SHORT PROBLEM —
Identify the lines that include the word "Manager", then copy all of them.

Stored records
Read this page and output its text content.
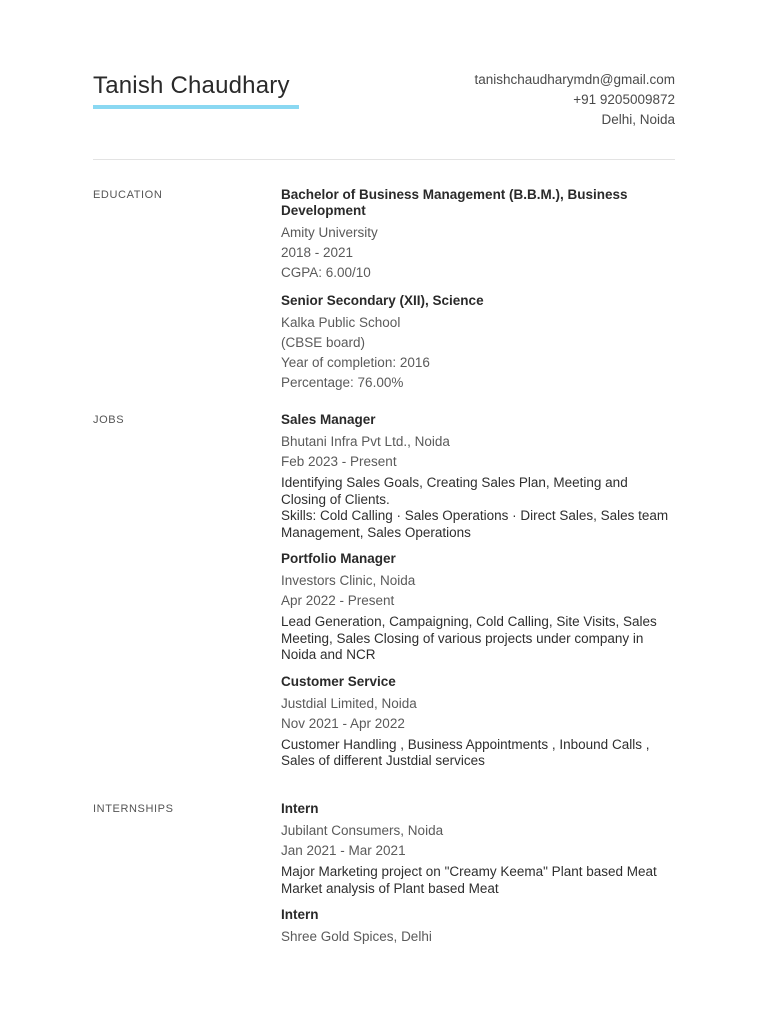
Tanish Chaudhary	tanishchaudharymdn@gmail.com
+91 9205009872
Delhi, Noida
EDUCATION	Bachelor of Business Management (B.B.M.), Business Development
Amity University
2018 - 2021
CGPA: 6.00/10
Senior Secondary (XII), Science
Kalka Public School
(CBSE board)
Year of completion: 2016
Percentage: 76.00%
JOBS	Sales Manager
Bhutani Infra Pvt Ltd., Noida
Feb 2023 - Present
Identifying Sales Goals, Creating Sales Plan, Meeting and Closing of Clients.
Skills: Cold Calling · Sales Operations · Direct Sales, Sales team Management, Sales Operations
Portfolio Manager
Investors Clinic, Noida
Apr 2022 - Present
Lead Generation, Campaigning, Cold Calling, Site Visits, Sales Meeting, Sales Closing of various projects under company in Noida and NCR
Customer Service
Justdial Limited, Noida
Nov 2021 - Apr 2022
Customer Handling , Business Appointments , Inbound Calls , Sales of different Justdial services
INTERNSHIPS	Intern
Jubilant Consumers, Noida
Jan 2021 - Mar 2021
Major Marketing project on "Creamy Keema" Plant based Meat
Market analysis of Plant based Meat
Intern
Shree Gold Spices, Delhi
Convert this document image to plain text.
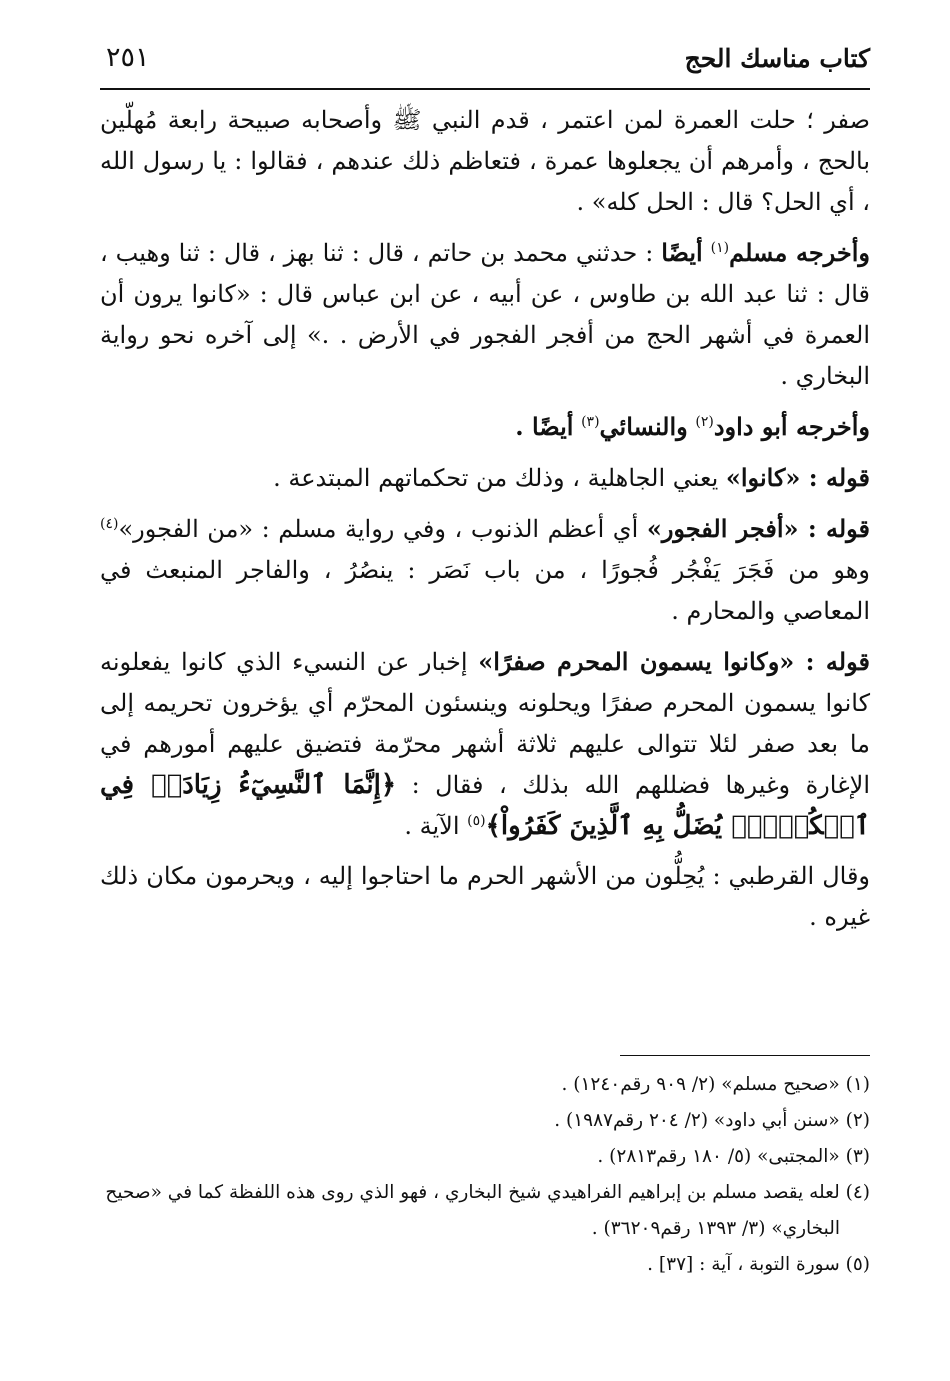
كتاب مناسك الحج
٢٥١

صفر ؛ حلت العمرة لمن اعتمر ، قدم النبي ﷺ وأصحابه صبيحة رابعة مُهلّين بالحج ، وأمرهم أن يجعلوها عمرة ، فتعاظم ذلك عندهم ، فقالوا : يا رسول الله ، أي الحل؟ قال : الحل كله» .

وأخرجه مسلم$^{(١)}$ أيضًا : حدثني محمد بن حاتم ، قال : ثنا بهز ، قال : ثنا وهيب ، قال : ثنا عبد الله بن طاوس ، عن أبيه ، عن ابن عباس قال : «كانوا يرون أن العمرة في أشهر الحج من أفجر الفجور في الأرض . .» إلى آخره نحو رواية البخاري .

وأخرجه أبو داود$^{(٢)}$ والنسائي$^{(٣)}$ أيضًا .

قوله : «كانوا» يعني الجاهلية ، وذلك من تحكماتهم المبتدعة .

قوله : «أفجر الفجور» أي أعظم الذنوب ، وفي رواية مسلم : «من الفجور»$^{(٤)}$ وهو من فَجَرَ يَفْجُر فُجورًا ، من باب نَصَر : ينصُرُ ، والفاجر المنبعث في المعاصي والمحارم .

قوله : «وكانوا يسمون المحرم صفرًا» إخبار عن النسيء الذي كانوا يفعلونه كانوا يسمون المحرم صفرًا ويحلونه وينسئون المحرّم أي يؤخرون تحريمه إلى ما بعد صفر لئلا تتوالى عليهم ثلاثة أشهر محرّمة فتضيق عليهم أمورهم في الإغارة وغيرها فضللهم الله بذلك ، فقال : ﴿إِنَّمَا ٱلنَّسِيٓءُ زِيَادَةٞ فِي ٱلۡكُفۡرِۖ يُضَلُّ بِهِ ٱلَّذِينَ كَفَرُواْ﴾$^{(٥)}$ الآية .

وقال القرطبي : يُحِلُّون من الأشهر الحرم ما احتاجوا إليه ، ويحرمون مكان ذلك غيره .

(١) «صحيح مسلم» (٢/ ٩٠٩ رقم١٢٤٠) .

(٢) «سنن أبي داود» (٢/ ٢٠٤ رقم١٩٨٧) .

(٣) «المجتبى» (٥/ ١٨٠ رقم٢٨١٣) .

(٤) لعله يقصد مسلم بن إبراهيم الفراهيدي شيخ البخاري ، فهو الذي روى هذه اللفظة كما في «صحيح البخاري» (٣/ ١٣٩٣ رقم٣٦٢٠٩) .

(٥) سورة التوبة ، آية : [٣٧] .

COMPLETE ANSWER —
JOBS	Sales Manager
Portfolio Manager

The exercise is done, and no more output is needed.